═══ Document excerpt ═══

# Cable and BCP sizing for VFDs and Motors



## HARRY304E (Sep 15, 2010)

sjperreault said:


> Does anyone know if NEC allows cable and branch circuit protection to be sized for motor amps instead of VFD amps? Example - motor is 414 amps, but had to use 675 amp drive because of availability. Can cable and branch ciruit protection be sized based on 414 amp motor? If so, what specific article of NEC would allow this?




ARTICLE 430— MOTORS, MOTOR CIRCUITS, AND CONTROLLERS


Welcome to the forum..:thumbup:


----------



## John Valdes (May 17, 2007)

Motor conductor size is calculated at 125% of the nameplate FLA. The drive has nothing to do with this.


----------



## don_resqcapt19 (Jul 18, 2010)

The branch circuit that supplies the VFD has to be sized at 125% of the VFD input amps. 430.122 I am not aware of a code section that permits a smaller supply conductor even where the VFD is oversized for the motor.


----------



## John Valdes (May 17, 2007)

don_resqcapt19 said:


> The branch circuit that supplies the VFD has to be sized at 125% of the VFD input amps. 430.122 I am not aware of a code section that permits a smaller supply conductor even where the VFD is oversized for the motor.

═══ Data rows ═══

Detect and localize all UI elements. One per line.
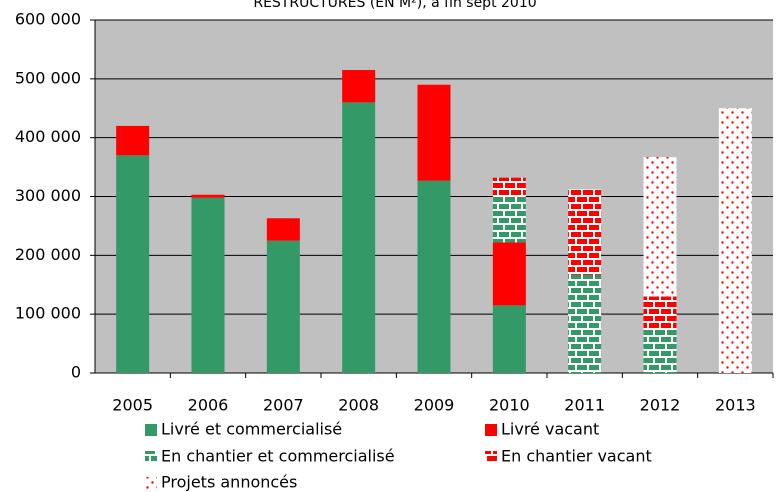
bar-segment xyxy=(116,125,150,156)
x-tick-label: 2010 xyxy=(489,396,530,415)
bar-segment xyxy=(492,177,526,197)
bar-segment xyxy=(342,70,376,103)
bar-segment xyxy=(643,330,677,373)
chart-title: RESTRUCTURÉS (EN M²), à fin sept 2010 xyxy=(253,0,536,11)
y-tick-label: 500 000 xyxy=(15,68,81,87)
bar-segment xyxy=(492,305,526,373)
bar-segment xyxy=(492,196,526,243)
bar-segment xyxy=(191,197,225,373)
y-tick-label: 0 xyxy=(71,363,81,382)
x-tick-label: 2008 xyxy=(338,396,379,415)
bar-segment xyxy=(266,240,300,373)
y-tick-label: 100 000 xyxy=(15,304,81,323)
x-tick-label: 2005 xyxy=(112,396,153,415)
bar-segment xyxy=(417,180,451,373)
legend-swatch xyxy=(485,424,497,436)
y-tick-label: 600 000 xyxy=(15,10,81,29)
legend-label: Projets annoncés xyxy=(161,473,297,492)
x-tick-label: 2012 xyxy=(640,396,681,415)
x-tick-label: 2011 xyxy=(564,396,605,415)
legend-label: Livré vacant xyxy=(501,420,599,439)
bar-segment xyxy=(116,155,150,373)
legend-swatch xyxy=(145,451,157,463)
bar-segment xyxy=(342,102,376,373)
bar-segment xyxy=(568,274,602,373)
y-tick-label: 400 000 xyxy=(15,127,81,146)
legend-swatch xyxy=(485,451,497,463)
bar-segment xyxy=(417,84,451,181)
legend-swatch xyxy=(145,424,157,436)
legend-label: En chantier vacant xyxy=(501,447,652,466)
legend-label: En chantier et commercialisé xyxy=(161,447,395,466)
legend: Livré et commercialisé Livré vacant En cha… xyxy=(145,420,652,492)
bar-segment xyxy=(191,194,225,198)
x-tick-label: 2006 xyxy=(188,396,229,415)
bar-segment xyxy=(568,189,602,275)
x-tick-label: 2013 xyxy=(715,396,756,415)
legend-swatch xyxy=(145,477,157,489)
y-tick-label: 200 000 xyxy=(15,245,81,264)
bar-segment xyxy=(492,242,526,306)
bar-segment xyxy=(266,218,300,241)
legend-label: Livré et commercialisé xyxy=(161,420,342,439)
bar-segment xyxy=(643,157,677,297)
x-tick-label: 2009 xyxy=(414,396,455,415)
bar-segment xyxy=(718,108,752,373)
y-tick-label: 300 000 xyxy=(15,186,81,205)
bar-segment xyxy=(643,296,677,331)
x-tick-label: 2007 xyxy=(263,396,304,415)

═══

* _Task set_:
1. Copy out part of the VFD and motor cable sizing thread, beginning at the words "Welcome to the" and stopping after "do with this.".
2. Write what comes next in the VFD and motor cable sizing thread, starting right after its last line.
You won't need the entries for any of this.

* _Set of answers_:
1.
Welcome to the forum..:thumbup:


----------



## John Valdes (May 17, 2007)

Motor conductor size is calculated at 125% of the nameplate FLA. The drive has nothing to do with this.

2.
I agree. But he only asked about the motor conductors? At least thats what I thought. Glad you were thinking. :thumbsup:


----------



## sjperreault (Mar 22, 2011)

Thanks Harry, John, and Don. I was actually speaking of both input and output conductors for the VFD.

Someone told me that Article 310 provides an alternate way to size conductors "based on calculation," that might allow what I'm asking. Any truth to this possibility?


----------



## don_resqcapt19 (Jul 18, 2010)

Take a look at 310.15(C).


----------



## mei163 (May 9, 2011)

don_resqcapt19 said:


> The branch circuit that supplies the VFD has to be sized at 125% of the VFD input amps. 430.122 I am not aware of a code section that permits a smaller supply conductor even where the VFD is oversized for the motor.


I agree. should be sized at 125% of the VFD input amps.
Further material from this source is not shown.